**STATED EXERCISE**
Copy each line that holds "Consumidor".

(Figure content listings)

◆ ◆ ◆ ◆

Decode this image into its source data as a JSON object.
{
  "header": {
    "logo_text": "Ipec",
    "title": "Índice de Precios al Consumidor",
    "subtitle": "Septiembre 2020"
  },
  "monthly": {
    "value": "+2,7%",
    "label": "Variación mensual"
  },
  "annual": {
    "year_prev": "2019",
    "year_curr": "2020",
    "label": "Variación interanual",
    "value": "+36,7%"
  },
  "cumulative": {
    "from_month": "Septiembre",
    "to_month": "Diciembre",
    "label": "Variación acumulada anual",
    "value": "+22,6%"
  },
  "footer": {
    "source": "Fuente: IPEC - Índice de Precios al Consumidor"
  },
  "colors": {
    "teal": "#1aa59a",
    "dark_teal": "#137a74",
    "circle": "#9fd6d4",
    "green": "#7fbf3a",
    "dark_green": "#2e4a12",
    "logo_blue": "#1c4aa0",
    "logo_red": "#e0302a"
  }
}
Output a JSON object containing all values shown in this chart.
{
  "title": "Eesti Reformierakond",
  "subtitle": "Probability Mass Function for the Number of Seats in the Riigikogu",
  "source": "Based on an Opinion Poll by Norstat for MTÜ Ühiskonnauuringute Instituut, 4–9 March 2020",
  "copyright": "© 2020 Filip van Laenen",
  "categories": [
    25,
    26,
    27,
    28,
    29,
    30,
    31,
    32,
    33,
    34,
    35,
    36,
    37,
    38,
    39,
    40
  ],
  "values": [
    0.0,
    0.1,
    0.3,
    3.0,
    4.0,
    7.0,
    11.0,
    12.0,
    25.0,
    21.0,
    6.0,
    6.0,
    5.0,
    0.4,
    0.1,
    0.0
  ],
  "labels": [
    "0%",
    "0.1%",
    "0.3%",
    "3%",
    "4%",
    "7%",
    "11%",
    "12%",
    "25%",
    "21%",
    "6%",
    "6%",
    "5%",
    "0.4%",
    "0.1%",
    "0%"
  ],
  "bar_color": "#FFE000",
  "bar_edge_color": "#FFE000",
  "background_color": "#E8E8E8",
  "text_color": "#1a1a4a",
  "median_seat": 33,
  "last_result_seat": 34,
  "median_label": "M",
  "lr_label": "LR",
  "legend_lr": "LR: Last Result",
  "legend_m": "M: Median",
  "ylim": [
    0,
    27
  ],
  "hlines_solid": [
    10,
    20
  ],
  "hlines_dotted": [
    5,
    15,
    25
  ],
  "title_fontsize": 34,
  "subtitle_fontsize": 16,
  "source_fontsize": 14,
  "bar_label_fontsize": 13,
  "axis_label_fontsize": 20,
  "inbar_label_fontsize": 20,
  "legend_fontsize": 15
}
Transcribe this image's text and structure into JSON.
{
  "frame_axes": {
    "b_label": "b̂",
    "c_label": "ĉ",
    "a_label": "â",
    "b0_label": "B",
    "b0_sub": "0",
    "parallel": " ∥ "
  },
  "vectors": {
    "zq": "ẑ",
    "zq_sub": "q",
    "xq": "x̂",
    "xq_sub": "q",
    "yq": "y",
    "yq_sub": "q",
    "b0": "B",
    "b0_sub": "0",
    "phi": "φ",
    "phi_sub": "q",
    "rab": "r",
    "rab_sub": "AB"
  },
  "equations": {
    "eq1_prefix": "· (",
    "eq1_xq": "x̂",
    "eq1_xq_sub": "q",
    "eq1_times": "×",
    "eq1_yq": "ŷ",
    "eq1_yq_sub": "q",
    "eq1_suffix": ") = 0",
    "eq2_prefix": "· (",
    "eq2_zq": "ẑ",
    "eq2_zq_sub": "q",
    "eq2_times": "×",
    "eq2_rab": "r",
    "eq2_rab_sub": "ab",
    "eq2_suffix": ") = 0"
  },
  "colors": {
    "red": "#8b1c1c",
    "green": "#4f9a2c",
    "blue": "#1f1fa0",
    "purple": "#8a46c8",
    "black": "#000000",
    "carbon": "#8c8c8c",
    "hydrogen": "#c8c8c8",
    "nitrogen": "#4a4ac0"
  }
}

◆ ◆ ◆ ◆

**RESPONSE TO THIS EXERCISE**
    "title": "Índice de Precios al Consumidor",
    "source": "Fuente: IPEC - Índice de Precios al Consumidor"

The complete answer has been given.